*** Available data Section Begins ***

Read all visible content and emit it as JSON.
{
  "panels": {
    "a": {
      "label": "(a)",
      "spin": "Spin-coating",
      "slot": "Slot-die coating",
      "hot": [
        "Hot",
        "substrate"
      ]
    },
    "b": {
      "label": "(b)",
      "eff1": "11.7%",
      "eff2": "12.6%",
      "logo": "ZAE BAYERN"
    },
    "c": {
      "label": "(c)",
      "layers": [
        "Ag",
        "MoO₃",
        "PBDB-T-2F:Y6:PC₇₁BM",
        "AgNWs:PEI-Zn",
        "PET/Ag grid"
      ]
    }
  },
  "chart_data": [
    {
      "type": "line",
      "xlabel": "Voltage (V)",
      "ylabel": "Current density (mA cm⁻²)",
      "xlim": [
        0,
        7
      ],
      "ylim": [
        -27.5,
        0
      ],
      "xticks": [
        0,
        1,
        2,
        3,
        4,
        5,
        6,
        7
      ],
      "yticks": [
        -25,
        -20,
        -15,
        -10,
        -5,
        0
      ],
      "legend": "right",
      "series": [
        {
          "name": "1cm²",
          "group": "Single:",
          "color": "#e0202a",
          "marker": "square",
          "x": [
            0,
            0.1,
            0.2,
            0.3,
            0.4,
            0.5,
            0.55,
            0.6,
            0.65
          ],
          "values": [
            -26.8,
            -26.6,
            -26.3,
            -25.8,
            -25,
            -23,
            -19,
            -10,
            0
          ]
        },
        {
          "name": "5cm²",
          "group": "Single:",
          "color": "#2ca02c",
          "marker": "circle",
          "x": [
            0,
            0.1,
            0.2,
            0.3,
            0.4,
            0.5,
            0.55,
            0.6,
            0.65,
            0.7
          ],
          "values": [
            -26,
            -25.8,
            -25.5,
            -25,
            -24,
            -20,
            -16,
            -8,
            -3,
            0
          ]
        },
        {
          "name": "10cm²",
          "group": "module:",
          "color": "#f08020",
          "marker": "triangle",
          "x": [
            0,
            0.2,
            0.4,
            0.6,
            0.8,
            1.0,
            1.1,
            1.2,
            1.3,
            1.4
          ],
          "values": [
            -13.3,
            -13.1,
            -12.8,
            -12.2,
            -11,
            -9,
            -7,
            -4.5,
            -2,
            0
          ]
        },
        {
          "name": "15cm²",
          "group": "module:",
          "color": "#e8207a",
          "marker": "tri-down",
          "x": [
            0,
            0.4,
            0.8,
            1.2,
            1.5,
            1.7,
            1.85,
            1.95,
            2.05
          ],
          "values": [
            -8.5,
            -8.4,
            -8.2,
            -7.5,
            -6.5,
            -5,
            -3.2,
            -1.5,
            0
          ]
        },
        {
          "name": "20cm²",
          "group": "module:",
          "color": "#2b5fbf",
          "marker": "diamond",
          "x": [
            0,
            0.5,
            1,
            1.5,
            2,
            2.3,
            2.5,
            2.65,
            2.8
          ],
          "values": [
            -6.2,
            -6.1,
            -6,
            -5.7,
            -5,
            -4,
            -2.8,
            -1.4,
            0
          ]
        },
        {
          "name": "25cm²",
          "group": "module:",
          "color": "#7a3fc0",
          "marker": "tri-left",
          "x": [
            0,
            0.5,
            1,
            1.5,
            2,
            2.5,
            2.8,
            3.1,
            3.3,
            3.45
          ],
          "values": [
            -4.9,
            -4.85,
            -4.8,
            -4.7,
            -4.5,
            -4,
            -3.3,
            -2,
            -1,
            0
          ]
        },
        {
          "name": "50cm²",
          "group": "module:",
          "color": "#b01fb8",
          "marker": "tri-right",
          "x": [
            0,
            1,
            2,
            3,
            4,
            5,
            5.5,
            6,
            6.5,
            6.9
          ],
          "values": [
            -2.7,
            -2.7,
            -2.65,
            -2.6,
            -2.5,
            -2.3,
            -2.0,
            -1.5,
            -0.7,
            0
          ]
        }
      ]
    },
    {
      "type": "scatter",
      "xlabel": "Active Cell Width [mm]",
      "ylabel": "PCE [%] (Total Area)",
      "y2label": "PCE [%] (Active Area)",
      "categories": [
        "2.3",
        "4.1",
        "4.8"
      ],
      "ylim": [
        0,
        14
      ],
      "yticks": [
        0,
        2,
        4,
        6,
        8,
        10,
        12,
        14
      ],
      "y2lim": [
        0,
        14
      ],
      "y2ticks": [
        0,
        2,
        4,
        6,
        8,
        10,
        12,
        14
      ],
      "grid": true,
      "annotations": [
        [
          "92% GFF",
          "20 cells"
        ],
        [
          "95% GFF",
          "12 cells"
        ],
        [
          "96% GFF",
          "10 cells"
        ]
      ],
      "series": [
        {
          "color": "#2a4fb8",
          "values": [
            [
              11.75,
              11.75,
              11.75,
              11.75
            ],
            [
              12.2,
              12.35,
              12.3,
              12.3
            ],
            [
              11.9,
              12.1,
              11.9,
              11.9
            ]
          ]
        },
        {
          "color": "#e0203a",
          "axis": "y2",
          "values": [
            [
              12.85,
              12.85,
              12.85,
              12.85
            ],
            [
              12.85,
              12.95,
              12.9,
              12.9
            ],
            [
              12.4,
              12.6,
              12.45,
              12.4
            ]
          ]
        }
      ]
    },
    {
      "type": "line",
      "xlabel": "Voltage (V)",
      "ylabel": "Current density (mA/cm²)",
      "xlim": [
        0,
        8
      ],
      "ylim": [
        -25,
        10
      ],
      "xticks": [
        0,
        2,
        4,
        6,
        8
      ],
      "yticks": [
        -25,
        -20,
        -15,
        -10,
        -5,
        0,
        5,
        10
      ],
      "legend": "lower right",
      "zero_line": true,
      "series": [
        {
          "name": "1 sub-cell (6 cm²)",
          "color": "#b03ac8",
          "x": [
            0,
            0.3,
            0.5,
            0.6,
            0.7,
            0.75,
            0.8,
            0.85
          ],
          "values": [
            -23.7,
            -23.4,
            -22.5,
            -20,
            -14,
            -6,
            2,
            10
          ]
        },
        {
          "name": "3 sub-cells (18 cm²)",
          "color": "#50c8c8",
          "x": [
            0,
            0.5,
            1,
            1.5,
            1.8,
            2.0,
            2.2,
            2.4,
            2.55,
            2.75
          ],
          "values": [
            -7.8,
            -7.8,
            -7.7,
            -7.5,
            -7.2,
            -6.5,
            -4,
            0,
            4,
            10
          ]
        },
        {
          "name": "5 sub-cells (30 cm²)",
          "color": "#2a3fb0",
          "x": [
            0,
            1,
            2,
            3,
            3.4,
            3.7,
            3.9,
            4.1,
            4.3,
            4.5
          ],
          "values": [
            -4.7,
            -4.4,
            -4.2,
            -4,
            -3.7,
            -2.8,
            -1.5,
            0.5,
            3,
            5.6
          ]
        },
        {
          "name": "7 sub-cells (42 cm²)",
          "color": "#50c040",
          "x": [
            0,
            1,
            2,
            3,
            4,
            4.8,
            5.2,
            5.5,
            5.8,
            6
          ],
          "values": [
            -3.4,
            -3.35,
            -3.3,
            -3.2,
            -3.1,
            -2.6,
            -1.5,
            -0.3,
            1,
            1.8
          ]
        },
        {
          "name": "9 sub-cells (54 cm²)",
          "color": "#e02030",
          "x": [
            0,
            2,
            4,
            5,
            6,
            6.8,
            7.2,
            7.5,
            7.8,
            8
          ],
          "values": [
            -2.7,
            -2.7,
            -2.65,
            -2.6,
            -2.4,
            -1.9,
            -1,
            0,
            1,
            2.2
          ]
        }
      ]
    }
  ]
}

*** Available data Section Ends ***

Retype the data in full, exactly.

[Task answer]:
Read all visible content and emit it as JSON.
{
  "panels": {
    "a": {
      "label": "(a)",
      "spin": "Spin-coating",
      "slot": "Slot-die coating",
      "hot": [
        "Hot",
        "substrate"
      ]
    },
    "b": {
      "label": "(b)",
      "eff1": "11.7%",
      "eff2": "12.6%",
      "logo": "ZAE BAYERN"
    },
    "c": {
      "label": "(c)",
      "layers": [
        "Ag",
        "MoO₃",
        "PBDB-T-2F:Y6:PC₇₁BM",
        "AgNWs:PEI-Zn",
        "PET/Ag grid"
      ]
    }
  },
  "chart_data": [
    {
      "type": "line",
      "xlabel": "Voltage (V)",
      "ylabel": "Current density (mA cm⁻²)",
      "xlim": [
        0,
        7
      ],
      "ylim": [
        -27.5,
        0
      ],
      "xticks": [
        0,
        1,
        2,
        3,
        4,
        5,
        6,
        7
      ],
      "yticks": [
        -25,
        -20,
        -15,
        -10,
        -5,
        0
      ],
      "legend": "right",
      "series": [
        {
          "name": "1cm²",
          "group": "Single:",
          "color": "#e0202a",
          "marker": "square",
          "x": [
            0,
            0.1,
            0.2,
            0.3,
            0.4,
            0.5,
            0.55,
            0.6,
            0.65
          ],
          "values": [
            -26.8,
            -26.6,
            -26.3,
            -25.8,
            -25,
            -23,
            -19,
            -10,
            0
          ]
        },
        {
          "name": "5cm²",
          "group": "Single:",
          "color": "#2ca02c",
          "marker": "circle",
          "x": [
            0,
            0.1,
            0.2,
            0.3,
            0.4,
            0.5,
            0.55,
            0.6,
            0.65,
            0.7
          ],
          "values": [
            -26,
            -25.8,
            -25.5,
            -25,
            -24,
            -20,
            -16,
            -8,
            -3,
            0
          ]
        },
        {
          "name": "10cm²",
          "group": "module:",
          "color": "#f08020",
          "marker": "triangle",
          "x": [
            0,
            0.2,
            0.4,
            0.6,
            0.8,
            1.0,
            1.1,
            1.2,
            1.3,
            1.4
          ],
          "values": [
            -13.3,
            -13.1,
            -12.8,
            -12.2,
            -11,
            -9,
            -7,
            -4.5,
            -2,
            0
          ]
        },
        {
          "name": "15cm²",
          "group": "module:",
          "color": "#e8207a",
          "marker": "tri-down",
          "x": [
            0,
            0.4,
            0.8,
            1.2,
            1.5,
            1.7,
            1.85,
            1.95,
            2.05
          ],
          "values": [
            -8.5,
            -8.4,
            -8.2,
            -7.5,
            -6.5,
            -5,
            -3.2,
            -1.5,
            0
          ]
        },
        {
          "name": "20cm²",
          "group": "module:",
          "color": "#2b5fbf",
          "marker": "diamond",
          "x": [
            0,
            0.5,
            1,
            1.5,
            2,
            2.3,
            2.5,
            2.65,
            2.8
          ],
          "values": [
            -6.2,
            -6.1,
            -6,
            -5.7,
            -5,
            -4,
            -2.8,
            -1.4,
            0
          ]
        },
        {
          "name": "25cm²",
          "group": "module:",
          "color": "#7a3fc0",
          "marker": "tri-left",
          "x": [
            0,
            0.5,
            1,
            1.5,
            2,
            2.5,
            2.8,
            3.1,
            3.3,
            3.45
          ],
          "values": [
            -4.9,
            -4.85,
            -4.8,
            -4.7,
            -4.5,
            -4,
            -3.3,
            -2,
            -1,
            0
          ]
        },
        {
          "name": "50cm²",
          "group": "module:",
          "color": "#b01fb8",
          "marker": "tri-right",
          "x": [
            0,
            1,
            2,
            3,
            4,
            5,
            5.5,
            6,
            6.5,
            6.9
          ],
          "values": [
            -2.7,
            -2.7,
            -2.65,
            -2.6,
            -2.5,
            -2.3,
            -2.0,
            -1.5,
            -0.7,
            0
          ]
        }
      ]
    },
    {
      "type": "scatter",
      "xlabel": "Active Cell Width [mm]",
      "ylabel": "PCE [%] (Total Area)",
      "y2label": "PCE [%] (Active Area)",
      "categories": [
        "2.3",
        "4.1",
        "4.8"
      ],
      "ylim": [
        0,
        14
      ],
      "yticks": [
        0,
        2,
        4,
        6,
        8,
        10,
        12,
        14
      ],
      "y2lim": [
        0,
        14
      ],
      "y2ticks": [
        0,
        2,
        4,
        6,
        8,
        10,
        12,
        14
      ],
      "grid": true,
      "annotations": [
        [
          "92% GFF",
          "20 cells"
        ],
        [
          "95% GFF",
          "12 cells"
        ],
        [
          "96% GFF",
          "10 cells"
        ]
      ],
      "series": [
        {
          "color": "#2a4fb8",
          "values": [
            [
              11.75,
              11.75,
              11.75,
              11.75
            ],
            [
              12.2,
              12.35,
              12.3,
              12.3
            ],
            [
              11.9,
              12.1,
              11.9,
              11.9
            ]
          ]
        },
        {
          "color": "#e0203a",
          "axis": "y2",
          "values": [
            [
              12.85,
              12.85,
              12.85,
              12.85
            ],
            [
              12.85,
              12.95,
              12.9,
              12.9
            ],
            [
              12.4,
              12.6,
              12.45,
              12.4
            ]
          ]
        }
      ]
    },
    {
      "type": "line",
      "xlabel": "Voltage (V)",
      "ylabel": "Current density (mA/cm²)",
      "xlim": [
        0,
        8
      ],
      "ylim": [
        -25,
        10
      ],
      "xticks": [
        0,
        2,
        4,
        6,
        8
      ],
      "yticks": [
        -25,
        -20,
        -15,
        -10,
        -5,
        0,
        5,
        10
      ],
      "legend": "lower right",
      "zero_line": true,
      "series": [
        {
          "name": "1 sub-cell (6 cm²)",
          "color": "#b03ac8",
          "x": [
            0,
            0.3,
            0.5,
            0.6,
            0.7,
            0.75,
            0.8,
            0.85
          ],
          "values": [
            -23.7,
            -23.4,
            -22.5,
            -20,
            -14,
            -6,
            2,
            10
          ]
        },
        {
          "name": "3 sub-cells (18 cm²)",
          "color": "#50c8c8",
          "x": [
            0,
            0.5,
            1,
            1.5,
            1.8,
            2.0,
            2.2,
            2.4,
            2.55,
            2.75
          ],
          "values": [
            -7.8,
            -7.8,
            -7.7,
            -7.5,
            -7.2,
            -6.5,
            -4,
            0,
            4,
            10
          ]
        },
        {
          "name": "5 sub-cells (30 cm²)",
          "color": "#2a3fb0",
          "x": [
            0,
            1,
            2,
            3,
            3.4,
            3.7,
            3.9,
            4.1,
            4.3,
            4.5
          ],
          "values": [
            -4.7,
            -4.4,
            -4.2,
            -4,
            -3.7,
            -2.8,
            -1.5,
            0.5,
            3,
            5.6
          ]
        },
        {
          "name": "7 sub-cells (42 cm²)",
          "color": "#50c040",
          "x": [
            0,
            1,
            2,
            3,
            4,
            4.8,
            5.2,
            5.5,
            5.8,
            6
          ],
          "values": [
            -3.4,
            -3.35,
            -3.3,
            -3.2,
            -3.1,
            -2.6,
            -1.5,
            -0.3,
            1,
            1.8
          ]
        },
        {
          "name": "9 sub-cells (54 cm²)",
          "color": "#e02030",
          "x": [
            0,
            2,
            4,
            5,
            6,
            6.8,
            7.2,
            7.5,
            7.8,
            8
          ],
          "values": [
            -2.7,
            -2.7,
            -2.65,
            -2.6,
            -2.4,
            -1.9,
            -1,
            0,
            1,
            2.2
          ]
        }
      ]
    }
  ]
}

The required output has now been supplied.